• _PROBLEM_:
Return all lines below containing the word "doraz".

• _TASK DATA_:
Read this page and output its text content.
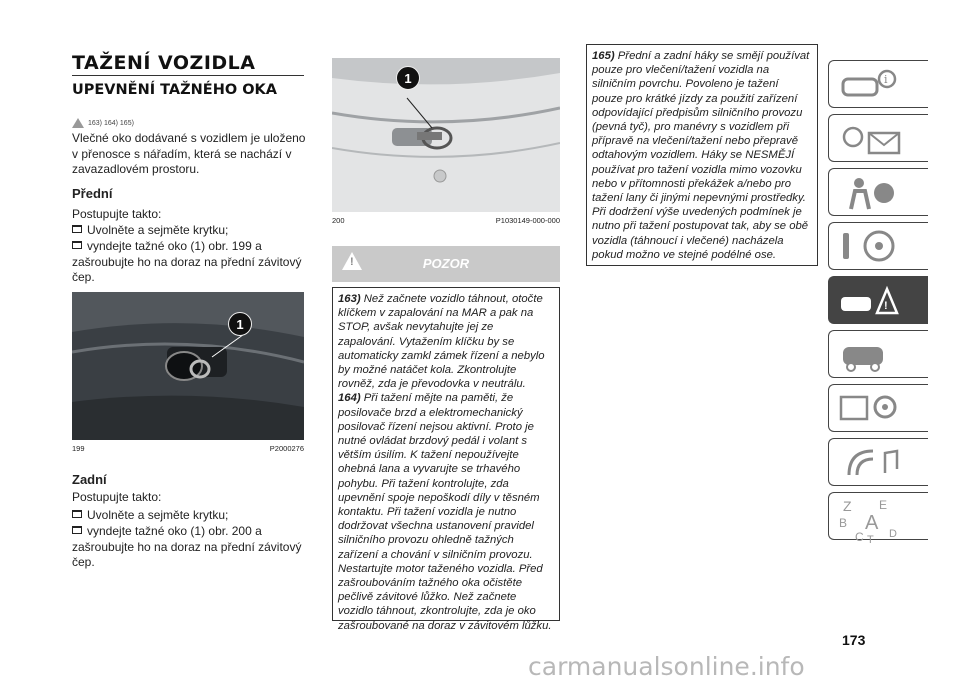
TAŽENÍ VOZIDLA
UPEVNĚNÍ TAŽNÉHO OKA
163) 164) 165)
Vlečné oko dodávané s vozidlem je uloženo v přenosce s nářadím, která se nachází v zavazadlovém prostoru.
Přední
Postupujte takto:
Uvolněte a sejměte krytku;
vyndejte tažné oko (1) obr. 199 a zašroubujte ho na doraz na přední závitový čep.
1
199	P2000276
Zadní
Postupujte takto:
Uvolněte a sejměte krytku;
vyndejte tažné oko (1) obr. 200 a zašroubujte ho na doraz na přední závitový čep.
1
200	P1030149-000-000
!	POZOR
163) Než začnete vozidlo táhnout, otočte klíčkem v zapalování na MAR a pak na STOP, avšak nevytahujte jej ze zapalování. Vytažením klíčku by se automaticky zamkl zámek řízení a nebylo by možné natáčet kola. Zkontrolujte rovněž, zda je převodovka v neutrálu.
164) Při tažení mějte na paměti, že posilovače brzd a elektromechanický posilovač řízení nejsou aktivní. Proto je nutné ovládat brzdový pedál i volant s větším úsilím. K tažení nepoužívejte ohebná lana a vyvarujte se trhavého pohybu. Při tažení kontrolujte, zda upevnění spoje nepoškodí díly v těsném kontaktu. Při tažení vozidla je nutno dodržovat všechna ustanovení pravidel silničního provozu ohledně tažných zařízení a chování v silničním provozu. Nestartujte motor taženého vozidla. Před zašroubováním tažného oka očistěte pečlivě závitové lůžko. Než začnete vozidlo táhnout, zkontrolujte, zda je oko zašroubované na doraz v závitovém lůžku.
165) Přední a zadní háky se smějí používat pouze pro vlečení/tažení vozidla na silničním povrchu. Povoleno je tažení pouze pro krátké jízdy za použití zařízení odpovídající předpisům silničního provozu (pevná tyč), pro manévry s vozidlem při přípravě na vlečení/tažení nebo přepravě odtahovým vozidlem. Háky se NESMĚJÍ používat pro tažení vozidla mimo vozovku nebo v přítomnosti překážek a/nebo pro tažení lany či jinými nepevnými prostředky. Při dodržení výše uvedených podmínek je nutno při tažení postupovat tak, aby se obě vozidla (táhnoucí i vlečené) nacházela pokud možno ve stejné podélné ose.
i
!
Z E
B A
C T D
173
carmanualsonline.info
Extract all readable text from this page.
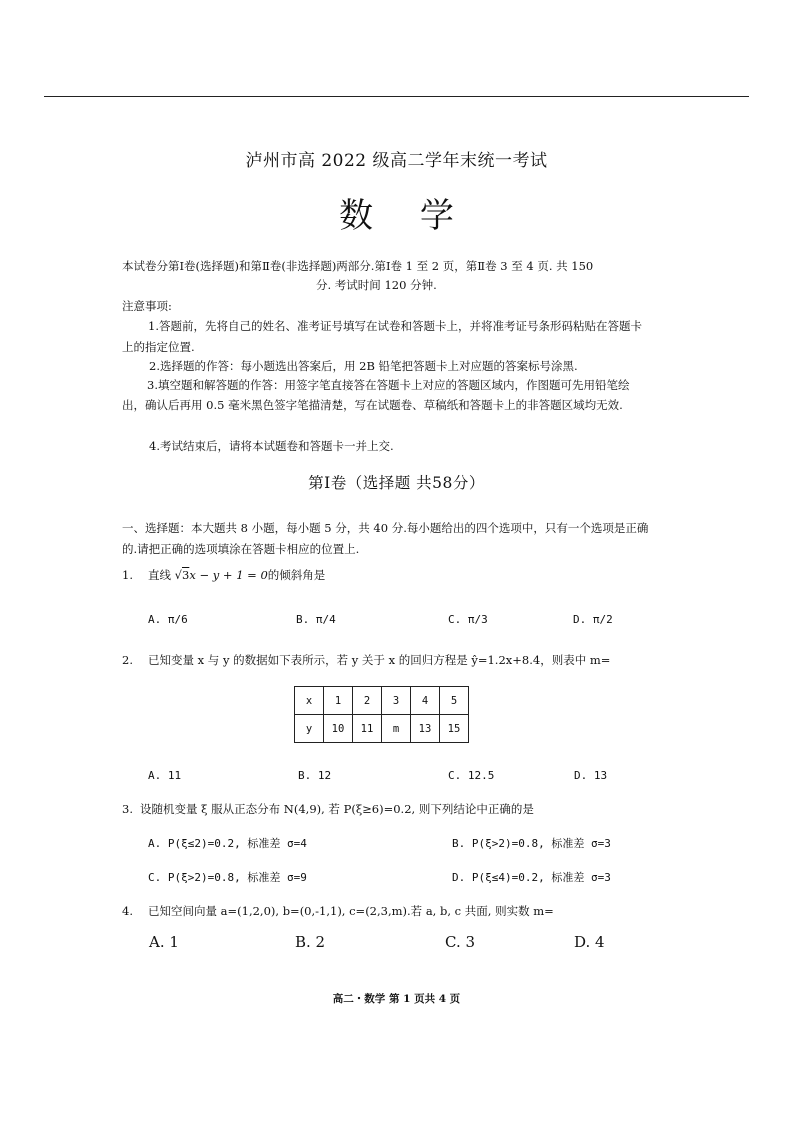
泸州市高 2022 级高二学年末统一考试
数 学
本试卷分第Ⅰ卷(选择题)和第Ⅱ卷(非选择题)两部分.第Ⅰ卷 1 至 2 页，第Ⅱ卷 3 至 4 页. 共 150
分. 考试时间 120 分钟.
注意事项:
1.答题前，先将自己的姓名、准考证号填写在试卷和答题卡上，并将准考证号条形码粘贴在答题卡上的指定位置.
2.选择题的作答：每小题选出答案后，用 2B 铅笔把答题卡上对应题的答案标号涂黑.
3.填空题和解答题的作答：用签字笔直接答在答题卡上对应的答题区域内，作图题可先用铅笔绘出，确认后再用 0.5 毫米黑色签字笔描清楚，写在试题卷、草稿纸和答题卡上的非答题区域均无效.
4.考试结束后，请将本试题卷和答题卡一并上交.
第Ⅰ卷（选择题 共58分）
一、选择题：本大题共 8 小题，每小题 5 分，共 40 分.每小题给出的四个选项中，只有一个选项是正确的.请把正确的选项填涂在答题卡相应的位置上.
1. 直线 √3x − y + 1 = 0的倾斜角是
A. π/6	B. π/4	C. π/3	D. π/2
2. 已知变量 x 与 y 的数据如下表所示，若 y 关于 x 的回归方程是 ŷ=1.2x+8.4，则表中 m=
x	1	2	3	4	5
y	10	11	m	13	15
A. 11	B. 12	C. 12.5	D. 13
3. 设随机变量 ξ 服从正态分布 N(4,9), 若 P(ξ≥6)=0.2, 则下列结论中正确的是
A. P(ξ≤2)=0.2, 标准差 σ=4	B. P(ξ>2)=0.8, 标准差 σ=3
C. P(ξ>2)=0.8, 标准差 σ=9	D. P(ξ≤4)=0.2, 标准差 σ=3
4. 已知空间向量 a=(1,2,0), b=(0,-1,1), c=(2,3,m).若 a, b, c 共面, 则实数 m=
A. 1	B. 2	C. 3	D. 4
高二・数学 第 1 页共 4 页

• _FULL ANSWER_:
vyndejte tažné oko (1) obr. 199 a zašroubujte ho na doraz na přední závitový čep.
vyndejte tažné oko (1) obr. 200 a zašroubujte ho na doraz na přední závitový čep.
164) Při tažení mějte na paměti, že posilovače brzd a elektromechanický posilovač řízení nejsou aktivní. Proto je nutné ovládat brzdový pedál i volant s větším úsilím. K tažení nepoužívejte ohebná lana a vyvarujte se trhavého pohybu. Při tažení kontrolujte, zda upevnění spoje nepoškodí díly v těsném kontaktu. Při tažení vozidla je nutno dodržovat všechna ustanovení pravidel silničního provozu ohledně tažných zařízení a chování v silničním provozu. Nestartujte motor taženého vozidla. Před zašroubováním tažného oka očistěte pečlivě závitové lůžko. Než začnete vozidlo táhnout, zkontrolujte, zda je oko zašroubované na doraz v závitovém lůžku.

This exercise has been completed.